=== TEXTE D’ÉTUDE ===

L’hydrogène vert, c’est-à-dire produit à partir d’énergie renouvelable, est en plein essor. C’était jusqu’à présent le « chaînon manquant » de la transition énergétique : le vecteur énergétique décarboné en capacité de pallier l’intermittence des énergies renouvelables. L’hydrogène vert est amené, à terme, à remplacer le gaz naturel, notamment lorsque le gaz naturel n’aura pas pu être substitué par du biogaz ou du méthane de synthèse.

Le Maroc s’est également doté, en janvier 2021 d’une feuille de route sur l’hydrogène vert. Elle vise à développer jusqu’à 150 TWh de production d’hydrogène, dont près des deux tiers pour l’export vers l’Europe. Cela nécessitera l’installation d’environ 80 000 MW d’énergies renouvelables en 2050. Il n’y a donc pas de temps à perdre si le Maroc veut effectivement conquérir cette place convoitée de fournisseur majeur de l’Europe en hydrogène vert. D’autant que la concurrence est rude: l’Égypte, l’Arabie Saoudite, et même le Pérou développent des projets de grande capacité pour approvisionner l’Europe à un coût compétitif par rapport à l’hydrogène bleu, produit à partir de gaz naturel.

Quelle est votre lecture du positionnement du Maroc sur le Power-to-X ?
L’hydrogène et le Power-to-X joueront un rôle central dans la transition énergétique au Maroc, tant pour le pays lui-même que pour les marchés du Maroc à l’export. Le Maroc doit utiliser son plan de relance de l’économie pour développer une industrie autour de l’hydrogène vert en accélérant la décarbonation de l’industrie et du secteur des transports. Le Maroc peut également profiter de sa position géographique stratégique pour se positionner comme un fournisseur d’hydrogène vert pour l’Union européenne à moyen terme. Le plan de relance de l’Union européenne, qui est un partenaire stratégique du Maroc, a fait du Power-to-X un sujet clé pour la décennie 2020-2030 avec un objectif de mettre en service 40 GW d’électrolyseurs d’ici 2030.

=== DONNÉES EXTRAITES ===

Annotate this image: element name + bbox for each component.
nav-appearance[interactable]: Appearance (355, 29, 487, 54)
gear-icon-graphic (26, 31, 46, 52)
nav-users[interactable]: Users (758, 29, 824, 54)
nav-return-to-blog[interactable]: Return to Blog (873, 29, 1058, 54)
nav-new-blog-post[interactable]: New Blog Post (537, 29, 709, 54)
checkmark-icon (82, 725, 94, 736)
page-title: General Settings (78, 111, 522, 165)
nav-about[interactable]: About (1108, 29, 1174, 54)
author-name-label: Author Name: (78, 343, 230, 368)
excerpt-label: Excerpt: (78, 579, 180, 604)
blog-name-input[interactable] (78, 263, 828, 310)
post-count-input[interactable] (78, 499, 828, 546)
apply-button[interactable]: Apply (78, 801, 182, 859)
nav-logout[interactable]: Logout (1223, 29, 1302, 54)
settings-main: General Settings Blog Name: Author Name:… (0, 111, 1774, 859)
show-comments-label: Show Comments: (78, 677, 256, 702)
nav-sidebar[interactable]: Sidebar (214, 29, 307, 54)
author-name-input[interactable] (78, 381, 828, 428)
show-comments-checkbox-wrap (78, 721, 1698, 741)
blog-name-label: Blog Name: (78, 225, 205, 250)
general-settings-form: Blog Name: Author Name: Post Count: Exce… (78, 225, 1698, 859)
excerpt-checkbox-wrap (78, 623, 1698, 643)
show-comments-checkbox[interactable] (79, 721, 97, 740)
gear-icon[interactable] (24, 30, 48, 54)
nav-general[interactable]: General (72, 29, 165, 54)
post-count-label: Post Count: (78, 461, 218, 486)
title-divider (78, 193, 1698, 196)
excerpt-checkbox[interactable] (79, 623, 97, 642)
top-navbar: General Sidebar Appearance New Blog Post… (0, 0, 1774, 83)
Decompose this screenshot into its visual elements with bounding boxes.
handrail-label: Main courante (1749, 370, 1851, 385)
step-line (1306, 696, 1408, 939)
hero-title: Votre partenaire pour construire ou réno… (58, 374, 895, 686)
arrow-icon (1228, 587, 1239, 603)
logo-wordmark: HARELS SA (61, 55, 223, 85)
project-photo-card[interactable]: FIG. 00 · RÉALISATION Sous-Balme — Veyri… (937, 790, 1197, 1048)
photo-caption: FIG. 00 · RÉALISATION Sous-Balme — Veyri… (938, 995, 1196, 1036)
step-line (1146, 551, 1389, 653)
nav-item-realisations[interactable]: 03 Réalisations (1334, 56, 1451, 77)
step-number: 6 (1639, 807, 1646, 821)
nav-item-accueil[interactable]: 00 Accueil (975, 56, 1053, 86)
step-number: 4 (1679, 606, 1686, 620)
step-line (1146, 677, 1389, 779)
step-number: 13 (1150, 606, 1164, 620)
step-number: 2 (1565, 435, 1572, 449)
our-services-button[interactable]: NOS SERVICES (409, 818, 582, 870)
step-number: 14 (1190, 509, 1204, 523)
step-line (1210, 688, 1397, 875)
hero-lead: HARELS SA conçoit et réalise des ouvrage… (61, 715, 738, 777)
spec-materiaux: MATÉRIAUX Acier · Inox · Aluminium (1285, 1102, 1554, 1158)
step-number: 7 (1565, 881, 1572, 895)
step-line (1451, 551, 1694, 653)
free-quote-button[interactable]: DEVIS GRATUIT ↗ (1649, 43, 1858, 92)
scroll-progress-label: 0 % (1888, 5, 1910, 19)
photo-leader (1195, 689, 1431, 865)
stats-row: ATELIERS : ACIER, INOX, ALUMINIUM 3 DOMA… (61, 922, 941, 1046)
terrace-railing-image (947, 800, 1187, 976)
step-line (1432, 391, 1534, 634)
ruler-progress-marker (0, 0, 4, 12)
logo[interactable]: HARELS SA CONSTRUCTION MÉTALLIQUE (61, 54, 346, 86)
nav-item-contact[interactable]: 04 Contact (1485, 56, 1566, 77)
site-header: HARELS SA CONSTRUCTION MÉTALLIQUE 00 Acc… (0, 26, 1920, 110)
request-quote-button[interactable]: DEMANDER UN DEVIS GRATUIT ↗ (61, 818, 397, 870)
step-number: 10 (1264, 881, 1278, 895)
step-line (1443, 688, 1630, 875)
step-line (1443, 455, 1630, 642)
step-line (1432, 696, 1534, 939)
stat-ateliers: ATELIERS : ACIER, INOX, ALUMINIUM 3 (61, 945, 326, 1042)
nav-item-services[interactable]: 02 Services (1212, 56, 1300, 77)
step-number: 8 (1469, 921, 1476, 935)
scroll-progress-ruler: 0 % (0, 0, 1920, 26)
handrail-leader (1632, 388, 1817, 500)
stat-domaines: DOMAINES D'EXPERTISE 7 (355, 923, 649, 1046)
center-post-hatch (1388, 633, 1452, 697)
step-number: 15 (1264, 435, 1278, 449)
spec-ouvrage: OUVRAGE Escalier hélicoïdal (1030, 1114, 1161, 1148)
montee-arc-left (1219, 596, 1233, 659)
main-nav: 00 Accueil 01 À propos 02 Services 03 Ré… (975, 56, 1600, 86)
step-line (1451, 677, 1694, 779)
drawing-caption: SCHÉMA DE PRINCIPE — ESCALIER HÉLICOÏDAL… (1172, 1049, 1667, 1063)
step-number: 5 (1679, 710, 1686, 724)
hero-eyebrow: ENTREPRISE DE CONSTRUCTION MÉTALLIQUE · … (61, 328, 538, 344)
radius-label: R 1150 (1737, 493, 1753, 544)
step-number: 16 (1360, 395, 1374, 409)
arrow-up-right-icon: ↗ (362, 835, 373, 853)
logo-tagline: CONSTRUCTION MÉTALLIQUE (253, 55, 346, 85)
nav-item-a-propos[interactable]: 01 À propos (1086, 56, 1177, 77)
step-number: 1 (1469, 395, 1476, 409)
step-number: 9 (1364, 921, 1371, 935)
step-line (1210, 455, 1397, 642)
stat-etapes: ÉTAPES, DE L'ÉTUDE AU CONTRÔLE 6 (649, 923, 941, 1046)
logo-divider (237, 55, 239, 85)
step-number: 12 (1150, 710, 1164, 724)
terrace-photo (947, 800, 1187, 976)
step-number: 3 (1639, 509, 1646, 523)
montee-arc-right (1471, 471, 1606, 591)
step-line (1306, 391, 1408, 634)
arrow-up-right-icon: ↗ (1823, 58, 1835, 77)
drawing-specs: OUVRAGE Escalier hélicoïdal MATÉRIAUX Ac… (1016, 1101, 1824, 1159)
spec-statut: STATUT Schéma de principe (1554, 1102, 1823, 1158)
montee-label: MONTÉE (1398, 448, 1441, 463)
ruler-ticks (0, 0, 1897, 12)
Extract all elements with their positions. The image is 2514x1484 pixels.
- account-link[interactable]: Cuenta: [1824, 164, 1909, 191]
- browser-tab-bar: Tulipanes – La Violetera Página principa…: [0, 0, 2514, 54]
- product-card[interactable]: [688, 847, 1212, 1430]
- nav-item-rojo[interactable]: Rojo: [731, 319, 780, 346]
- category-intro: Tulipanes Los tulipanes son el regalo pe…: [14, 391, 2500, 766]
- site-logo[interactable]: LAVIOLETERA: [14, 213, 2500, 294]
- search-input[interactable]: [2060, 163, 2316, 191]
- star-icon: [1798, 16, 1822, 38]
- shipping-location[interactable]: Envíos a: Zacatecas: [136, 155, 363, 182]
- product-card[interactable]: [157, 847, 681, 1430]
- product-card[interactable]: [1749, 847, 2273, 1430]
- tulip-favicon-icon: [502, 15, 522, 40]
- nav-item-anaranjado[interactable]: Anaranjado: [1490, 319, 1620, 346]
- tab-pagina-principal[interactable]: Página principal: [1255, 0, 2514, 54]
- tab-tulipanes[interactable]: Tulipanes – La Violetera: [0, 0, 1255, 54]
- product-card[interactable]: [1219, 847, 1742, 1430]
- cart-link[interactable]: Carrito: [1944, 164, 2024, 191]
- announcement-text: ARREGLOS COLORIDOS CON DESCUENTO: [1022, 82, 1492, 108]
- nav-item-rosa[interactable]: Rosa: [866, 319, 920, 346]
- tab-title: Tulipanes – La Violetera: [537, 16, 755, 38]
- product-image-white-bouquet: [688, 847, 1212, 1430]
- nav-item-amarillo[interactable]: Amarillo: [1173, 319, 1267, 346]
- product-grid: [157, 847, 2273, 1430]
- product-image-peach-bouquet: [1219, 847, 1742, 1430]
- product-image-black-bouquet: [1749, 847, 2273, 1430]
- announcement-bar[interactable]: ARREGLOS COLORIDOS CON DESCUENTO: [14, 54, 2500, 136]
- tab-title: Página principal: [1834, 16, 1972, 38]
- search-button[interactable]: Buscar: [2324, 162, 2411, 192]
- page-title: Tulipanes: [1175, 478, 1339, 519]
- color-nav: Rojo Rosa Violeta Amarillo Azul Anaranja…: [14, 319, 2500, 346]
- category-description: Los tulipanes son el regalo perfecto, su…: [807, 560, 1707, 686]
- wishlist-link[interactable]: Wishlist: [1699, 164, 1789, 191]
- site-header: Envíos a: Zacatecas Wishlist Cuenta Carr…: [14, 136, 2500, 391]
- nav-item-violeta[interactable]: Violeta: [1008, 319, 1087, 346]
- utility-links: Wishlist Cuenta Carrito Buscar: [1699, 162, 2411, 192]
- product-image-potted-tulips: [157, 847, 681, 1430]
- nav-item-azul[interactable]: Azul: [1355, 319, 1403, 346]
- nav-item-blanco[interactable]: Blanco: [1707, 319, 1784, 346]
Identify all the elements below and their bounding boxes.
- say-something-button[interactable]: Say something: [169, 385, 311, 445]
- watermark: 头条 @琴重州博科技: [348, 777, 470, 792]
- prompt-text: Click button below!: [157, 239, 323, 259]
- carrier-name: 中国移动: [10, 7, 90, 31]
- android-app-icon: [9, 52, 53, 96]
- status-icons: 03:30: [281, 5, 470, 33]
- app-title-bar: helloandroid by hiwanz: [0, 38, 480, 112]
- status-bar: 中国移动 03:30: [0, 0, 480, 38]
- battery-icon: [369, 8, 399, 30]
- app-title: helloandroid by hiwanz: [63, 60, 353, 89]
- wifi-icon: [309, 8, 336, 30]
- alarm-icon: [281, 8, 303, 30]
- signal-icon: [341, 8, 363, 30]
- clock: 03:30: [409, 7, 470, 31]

===

** TRAVAIL DEMANDÉ **
Rédigez la suite du texte sur l’hydrogène vert au Maroc, en reprenant juste après sa dernière phrase. Les lignes n’interviennent en rien dans cet exercice.

** RÉPONSE ATTENDUE **
Dans le Power-to-X, le Maroc dispose de nombreux avantages, notamment un accès à des énergies renouvelables à un coût très compétitif grâce à de très bonnes conditions de vent et d’ensoleillement. Le Maroc est donc en capacité de produire de l’hydrogène vert à un prix très attractif pour son propre marché, mais également pour exporter vers l’Europe. De plus, la proximité avec le continent européen permet au pays de limiter les coûts de transport.

Mais le marché de l’hydrogène vert est un marché mondial où le Maroc, à l’export notamment, sera en compétition avec d’autres pays. C’est aujourd’hui que les alliances se créent et que les premiers projets voient le jour. Il faut donc rapidement mettre en œuvre la feuille de route du Royaume dans le domaine du Power-to-X et faire émerger les projets marocains.

ENGIE a vendu récemment ses activités de services à l’énergie en Afrique. Pourquoi cette vente quelques années seulement après leur achat ?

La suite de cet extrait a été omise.